Задание:
Выпишите без изменений фрагмент текста об Умке, начиная со слов «Уже который раз» и заканчивая словами «всякую лоточную дребедень.».

Умка: Когда в декабре 95 года мы с Вовкой внезапно заметили, что стали попросту пухнуть от шоколадного крема, которым питались уже на протяжение недели или двух, было решено начать зарабатывать деньги. Ингредиентами для шоколадного крема выступали стратегические запасы голодных времен: просроченное какао, сахар и подсолнечное масло, ну, и вода, конечно…

…Кроме моей гитары, у нас был индийский барабанчик-табла, приобретенный в каком-то эзотерическом магазине в редкие минуты разбогатения, и ископаемый маракас.

Я: А как долго ты здесь была?

Умка: В 95–98.

Я задумываюсь. Как раз мы тут с моей подругой Пальчиковой и еще одной немного сумасшедшей пожилой женщиной снимали соседние комнаты в коммуналке. То есть не совсем тут, а вот в этом переулке под названием Сивцев Вражек. И каждый божий день Арбатом ходили по своим делам, к метро там или за продуктами. И сто процентов проходили поющую Умку. Но я почему-то ее не помню.

Умка продолжает с тем же отсутствующим лицом. Мы проходим кичевую золотую статую и начинаем топтать ступнями плитки «Дорогому зайчику от Муси».

Умка: Это был последний всплеск этого Арбата. Тут еще хиппи какие-то собирались. Потом я уже поняла, что они спецом приходят меня послушать.

Уже который раз мы заговариваем с Аней про хиппи. И я думаю, что для таких вот людей, как я, хиппи, которые, оказывается, все годы прямо с моего рождения были в нашей стране и сейчас есть, как будто какие-то инопланетяне, рядом ходят, тусуются, песни поют, а мы их не видим. Ну, то есть, я не вижу. Мимо нас проходит странная компания людей. Несколько широкополых охранников в камуфляже прогуливают господина в легком пальто. Господин с видимым удовольствием пялится на всякую лоточную дребедень.

Приведённые строки:
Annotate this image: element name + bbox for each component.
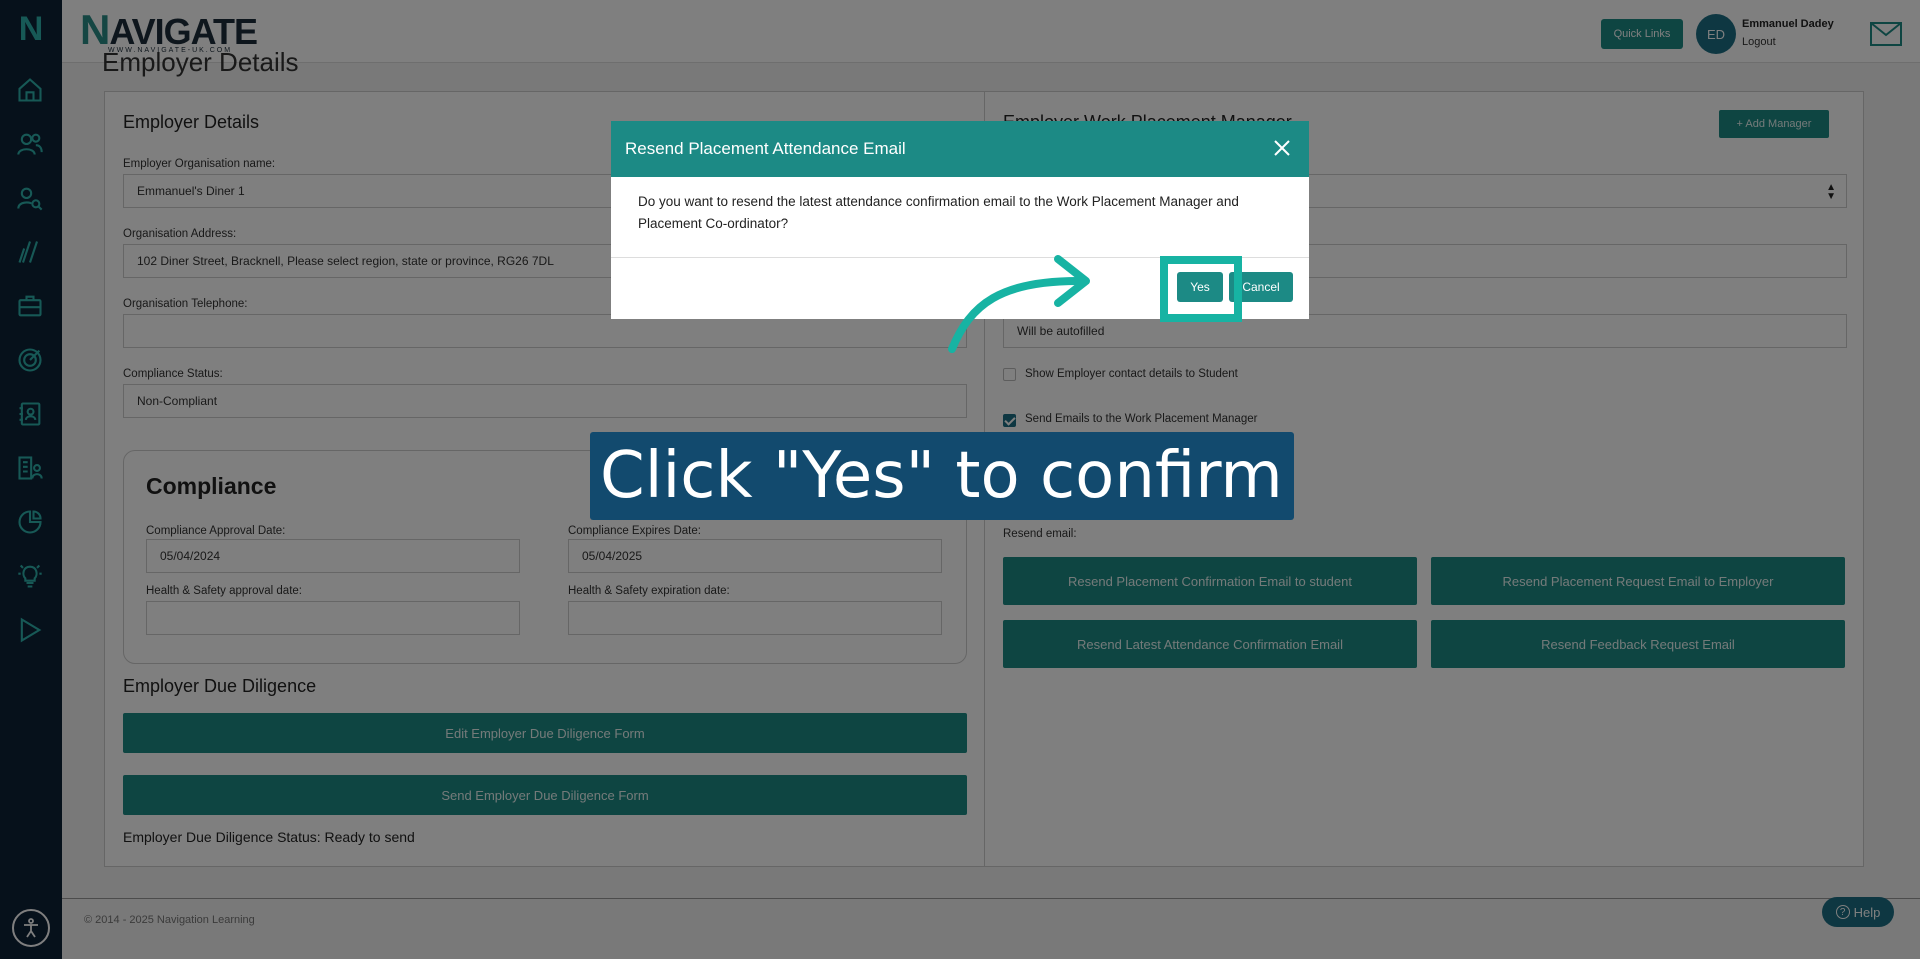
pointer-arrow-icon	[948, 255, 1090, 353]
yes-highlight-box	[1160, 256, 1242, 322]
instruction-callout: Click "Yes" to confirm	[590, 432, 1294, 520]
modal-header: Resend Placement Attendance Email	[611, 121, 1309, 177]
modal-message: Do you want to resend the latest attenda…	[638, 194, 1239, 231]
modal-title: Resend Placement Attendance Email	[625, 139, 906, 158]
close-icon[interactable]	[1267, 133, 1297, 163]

Ответ:
Уже который раз мы заговариваем с Аней про хиппи. И я думаю, что для таких вот людей, как я, хиппи, которые, оказывается, все годы прямо с моего рождения были в нашей стране и сейчас есть, как будто какие-то инопланетяне, рядом ходят, тусуются, песни поют, а мы их не видим. Ну, то есть, я не вижу. Мимо нас проходит странная компания людей. Несколько широкополых охранников в камуфляже прогуливают господина в легком пальто. Господин с видимым удовольствием пялится на всякую лоточную дребедень.